-- start RECORDS PROVIDED --
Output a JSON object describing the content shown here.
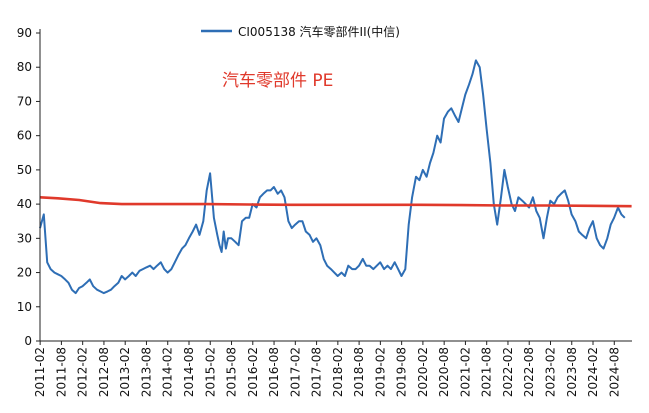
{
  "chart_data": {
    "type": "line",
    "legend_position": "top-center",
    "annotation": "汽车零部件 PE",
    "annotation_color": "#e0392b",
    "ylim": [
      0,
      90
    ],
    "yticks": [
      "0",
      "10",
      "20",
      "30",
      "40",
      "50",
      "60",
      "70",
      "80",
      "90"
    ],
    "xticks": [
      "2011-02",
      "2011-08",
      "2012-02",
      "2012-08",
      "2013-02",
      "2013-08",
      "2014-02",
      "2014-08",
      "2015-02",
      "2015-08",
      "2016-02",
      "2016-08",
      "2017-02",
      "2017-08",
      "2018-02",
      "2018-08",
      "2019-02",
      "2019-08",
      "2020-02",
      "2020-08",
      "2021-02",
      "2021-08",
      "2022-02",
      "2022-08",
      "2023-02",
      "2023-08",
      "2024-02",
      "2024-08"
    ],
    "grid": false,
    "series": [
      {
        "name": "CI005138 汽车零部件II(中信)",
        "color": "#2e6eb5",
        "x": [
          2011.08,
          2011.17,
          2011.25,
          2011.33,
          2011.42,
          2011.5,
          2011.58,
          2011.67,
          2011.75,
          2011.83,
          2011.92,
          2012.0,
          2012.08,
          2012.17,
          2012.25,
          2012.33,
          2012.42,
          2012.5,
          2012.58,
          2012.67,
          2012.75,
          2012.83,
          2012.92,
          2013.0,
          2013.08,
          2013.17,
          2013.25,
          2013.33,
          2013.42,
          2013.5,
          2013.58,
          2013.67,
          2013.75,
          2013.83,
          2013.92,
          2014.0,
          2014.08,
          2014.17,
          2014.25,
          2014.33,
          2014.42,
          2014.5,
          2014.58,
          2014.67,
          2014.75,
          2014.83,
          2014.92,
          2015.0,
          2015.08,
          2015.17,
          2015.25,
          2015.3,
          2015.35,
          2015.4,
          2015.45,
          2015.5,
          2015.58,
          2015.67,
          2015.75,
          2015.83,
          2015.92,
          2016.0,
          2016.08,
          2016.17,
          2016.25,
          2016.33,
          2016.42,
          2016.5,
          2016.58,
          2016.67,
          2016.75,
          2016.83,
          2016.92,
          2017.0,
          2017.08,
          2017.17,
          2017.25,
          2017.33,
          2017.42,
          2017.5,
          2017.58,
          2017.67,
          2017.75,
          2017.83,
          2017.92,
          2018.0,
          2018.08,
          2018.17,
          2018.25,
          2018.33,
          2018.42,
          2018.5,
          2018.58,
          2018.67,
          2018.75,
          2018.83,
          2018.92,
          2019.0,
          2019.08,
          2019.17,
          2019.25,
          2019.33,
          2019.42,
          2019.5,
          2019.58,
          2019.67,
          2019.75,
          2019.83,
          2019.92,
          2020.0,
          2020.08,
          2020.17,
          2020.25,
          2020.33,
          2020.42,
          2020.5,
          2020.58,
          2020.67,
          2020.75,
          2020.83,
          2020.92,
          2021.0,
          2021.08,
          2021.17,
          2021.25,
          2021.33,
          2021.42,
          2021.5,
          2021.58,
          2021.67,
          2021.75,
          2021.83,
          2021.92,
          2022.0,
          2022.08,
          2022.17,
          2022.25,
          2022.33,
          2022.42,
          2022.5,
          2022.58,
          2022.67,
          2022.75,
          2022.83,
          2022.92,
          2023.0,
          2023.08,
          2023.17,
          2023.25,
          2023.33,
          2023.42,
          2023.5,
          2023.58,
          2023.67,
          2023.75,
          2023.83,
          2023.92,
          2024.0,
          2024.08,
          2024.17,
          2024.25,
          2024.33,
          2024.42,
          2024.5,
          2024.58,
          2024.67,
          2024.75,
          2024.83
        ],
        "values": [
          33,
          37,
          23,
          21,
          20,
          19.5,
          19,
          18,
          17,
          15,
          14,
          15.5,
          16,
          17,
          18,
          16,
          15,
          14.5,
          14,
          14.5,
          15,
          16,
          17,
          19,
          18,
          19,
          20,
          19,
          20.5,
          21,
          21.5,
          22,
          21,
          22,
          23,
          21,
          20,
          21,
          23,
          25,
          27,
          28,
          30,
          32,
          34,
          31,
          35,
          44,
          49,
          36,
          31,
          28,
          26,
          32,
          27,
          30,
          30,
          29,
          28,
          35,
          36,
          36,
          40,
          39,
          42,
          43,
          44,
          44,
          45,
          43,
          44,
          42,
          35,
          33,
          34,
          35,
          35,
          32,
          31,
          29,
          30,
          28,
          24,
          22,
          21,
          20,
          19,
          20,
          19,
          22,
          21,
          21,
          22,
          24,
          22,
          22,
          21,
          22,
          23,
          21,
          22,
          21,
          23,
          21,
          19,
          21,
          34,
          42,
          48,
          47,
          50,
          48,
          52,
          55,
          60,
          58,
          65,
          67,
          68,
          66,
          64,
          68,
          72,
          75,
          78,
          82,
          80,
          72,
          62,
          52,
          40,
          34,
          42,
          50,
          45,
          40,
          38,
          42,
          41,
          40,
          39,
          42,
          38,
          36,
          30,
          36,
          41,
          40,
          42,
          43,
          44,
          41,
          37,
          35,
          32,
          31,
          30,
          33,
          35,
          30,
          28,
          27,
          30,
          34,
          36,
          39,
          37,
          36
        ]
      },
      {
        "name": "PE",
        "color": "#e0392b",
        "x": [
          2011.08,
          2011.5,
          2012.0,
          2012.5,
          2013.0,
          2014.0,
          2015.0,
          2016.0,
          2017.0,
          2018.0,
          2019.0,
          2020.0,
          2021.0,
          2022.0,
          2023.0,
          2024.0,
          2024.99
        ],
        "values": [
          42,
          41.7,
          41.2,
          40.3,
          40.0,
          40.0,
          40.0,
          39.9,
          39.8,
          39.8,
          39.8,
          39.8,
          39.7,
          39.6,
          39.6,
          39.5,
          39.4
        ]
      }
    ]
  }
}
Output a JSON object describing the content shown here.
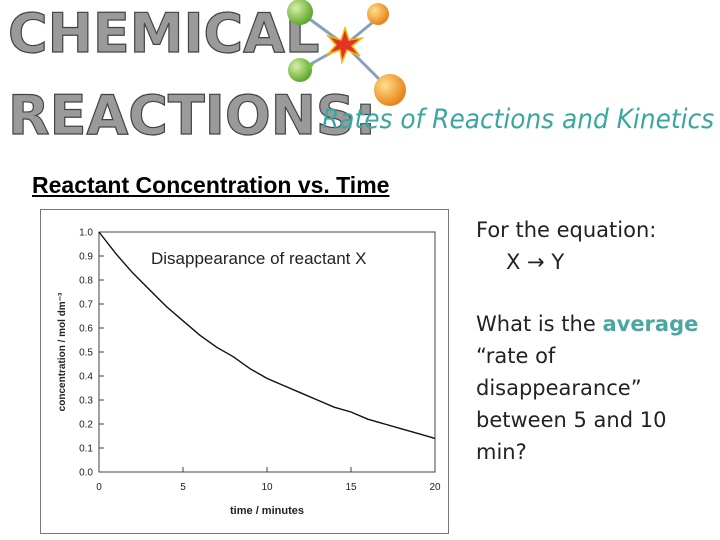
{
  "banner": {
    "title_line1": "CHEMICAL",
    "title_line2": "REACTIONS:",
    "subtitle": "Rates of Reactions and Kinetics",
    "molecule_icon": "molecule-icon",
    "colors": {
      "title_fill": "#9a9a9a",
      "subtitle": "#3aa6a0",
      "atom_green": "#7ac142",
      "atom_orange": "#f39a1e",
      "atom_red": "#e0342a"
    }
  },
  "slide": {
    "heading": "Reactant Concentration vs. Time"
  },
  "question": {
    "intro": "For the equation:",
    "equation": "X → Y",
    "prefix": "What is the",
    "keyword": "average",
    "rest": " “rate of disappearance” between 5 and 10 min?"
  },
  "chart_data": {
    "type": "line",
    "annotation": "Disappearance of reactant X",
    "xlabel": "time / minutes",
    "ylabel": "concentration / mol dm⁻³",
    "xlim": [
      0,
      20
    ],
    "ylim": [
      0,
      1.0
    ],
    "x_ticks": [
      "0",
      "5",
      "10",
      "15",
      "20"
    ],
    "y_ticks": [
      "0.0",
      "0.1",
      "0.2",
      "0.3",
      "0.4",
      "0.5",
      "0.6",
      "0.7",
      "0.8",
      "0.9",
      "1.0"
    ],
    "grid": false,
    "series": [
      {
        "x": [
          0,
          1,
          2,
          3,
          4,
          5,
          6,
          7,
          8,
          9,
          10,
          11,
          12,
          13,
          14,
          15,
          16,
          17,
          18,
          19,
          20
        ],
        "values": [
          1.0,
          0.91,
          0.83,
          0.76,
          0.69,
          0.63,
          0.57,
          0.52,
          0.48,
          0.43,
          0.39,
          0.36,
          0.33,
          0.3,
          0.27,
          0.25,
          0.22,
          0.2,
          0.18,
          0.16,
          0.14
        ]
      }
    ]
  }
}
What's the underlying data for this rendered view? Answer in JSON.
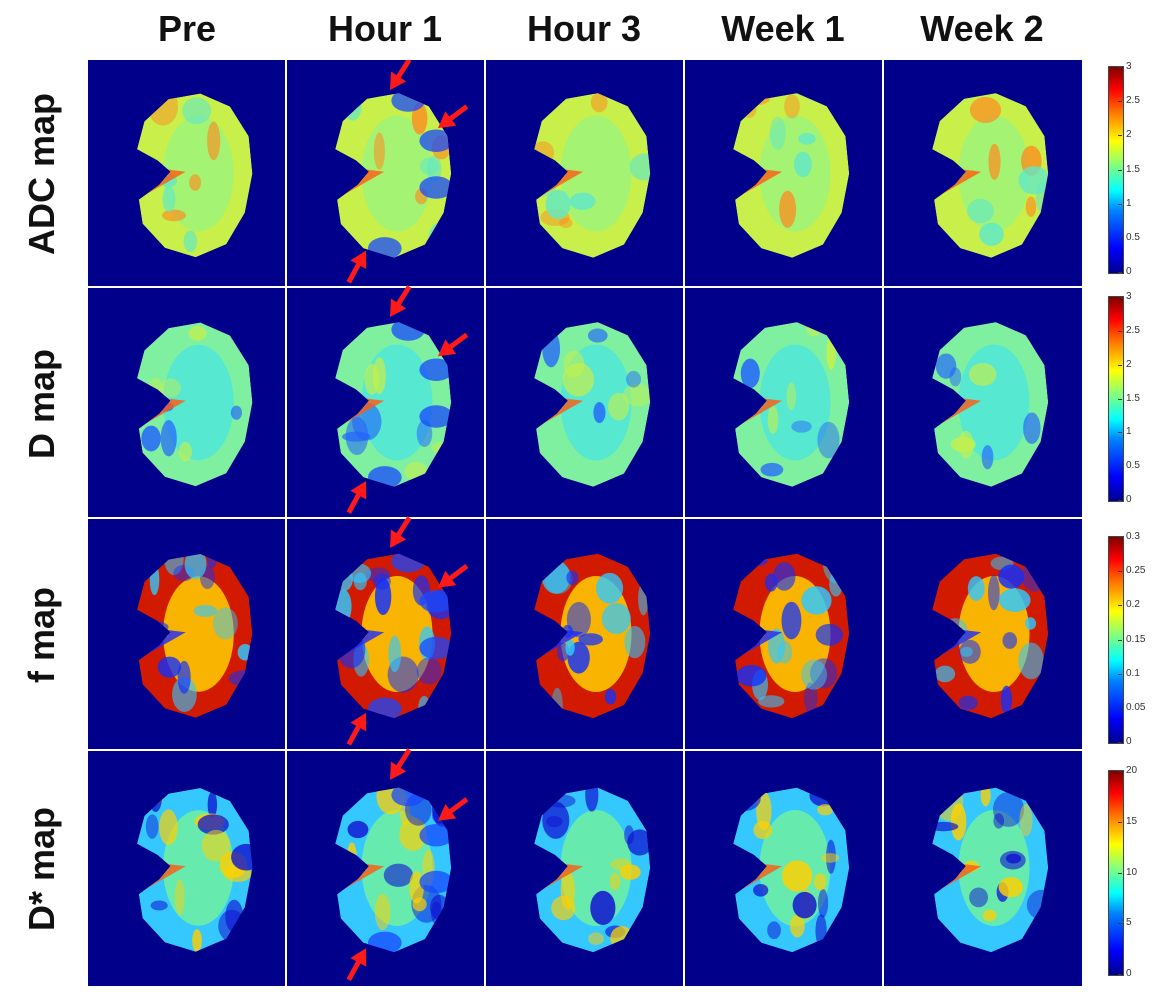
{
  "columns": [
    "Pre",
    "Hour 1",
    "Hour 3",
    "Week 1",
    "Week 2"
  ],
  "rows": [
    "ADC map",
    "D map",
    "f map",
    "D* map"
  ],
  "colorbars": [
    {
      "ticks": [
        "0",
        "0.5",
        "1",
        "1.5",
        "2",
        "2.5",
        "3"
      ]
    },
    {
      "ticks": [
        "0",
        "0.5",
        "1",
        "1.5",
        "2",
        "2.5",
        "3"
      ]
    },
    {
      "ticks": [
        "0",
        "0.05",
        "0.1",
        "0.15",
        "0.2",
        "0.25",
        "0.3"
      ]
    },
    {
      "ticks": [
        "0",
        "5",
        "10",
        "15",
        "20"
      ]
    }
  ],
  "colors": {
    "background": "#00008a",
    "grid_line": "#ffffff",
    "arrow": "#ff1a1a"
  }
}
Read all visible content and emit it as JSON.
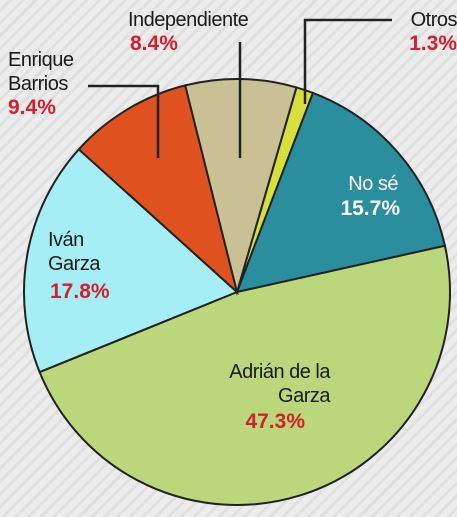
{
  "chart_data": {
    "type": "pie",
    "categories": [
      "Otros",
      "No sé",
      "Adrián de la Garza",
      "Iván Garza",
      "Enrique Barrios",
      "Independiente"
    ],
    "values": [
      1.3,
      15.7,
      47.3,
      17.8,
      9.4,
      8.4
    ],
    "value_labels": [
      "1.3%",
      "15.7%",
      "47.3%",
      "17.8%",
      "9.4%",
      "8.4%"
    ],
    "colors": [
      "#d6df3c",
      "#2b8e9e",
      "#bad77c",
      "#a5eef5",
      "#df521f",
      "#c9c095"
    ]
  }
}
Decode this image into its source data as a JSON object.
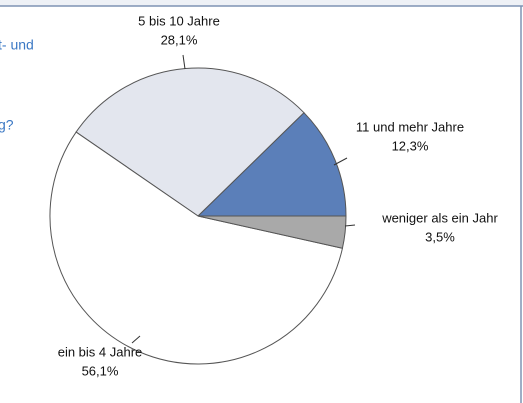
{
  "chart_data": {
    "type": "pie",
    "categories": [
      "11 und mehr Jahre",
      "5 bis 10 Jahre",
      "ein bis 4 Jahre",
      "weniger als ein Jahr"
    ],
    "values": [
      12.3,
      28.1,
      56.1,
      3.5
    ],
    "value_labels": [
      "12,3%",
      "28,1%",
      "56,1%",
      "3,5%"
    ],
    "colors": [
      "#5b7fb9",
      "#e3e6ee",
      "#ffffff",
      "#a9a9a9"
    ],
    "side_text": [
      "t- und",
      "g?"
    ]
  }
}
-- end RECORDS PROVIDED --
**TASK INSTRUCTIONS:**
The line that contains "Decode this image" begins the part to retype, and the last line of the records above ends it. Retype both and everything between, exactly, without the pictures.

**SOLUTION TO THE PROBLEM:**
Decode this image into its source data as a JSON object.
{
  "chart_data": {
    "type": "pie",
    "categories": [
      "11 und mehr Jahre",
      "5 bis 10 Jahre",
      "ein bis 4 Jahre",
      "weniger als ein Jahr"
    ],
    "values": [
      12.3,
      28.1,
      56.1,
      3.5
    ],
    "value_labels": [
      "12,3%",
      "28,1%",
      "56,1%",
      "3,5%"
    ],
    "colors": [
      "#5b7fb9",
      "#e3e6ee",
      "#ffffff",
      "#a9a9a9"
    ],
    "side_text": [
      "t- und",
      "g?"
    ]
  }
}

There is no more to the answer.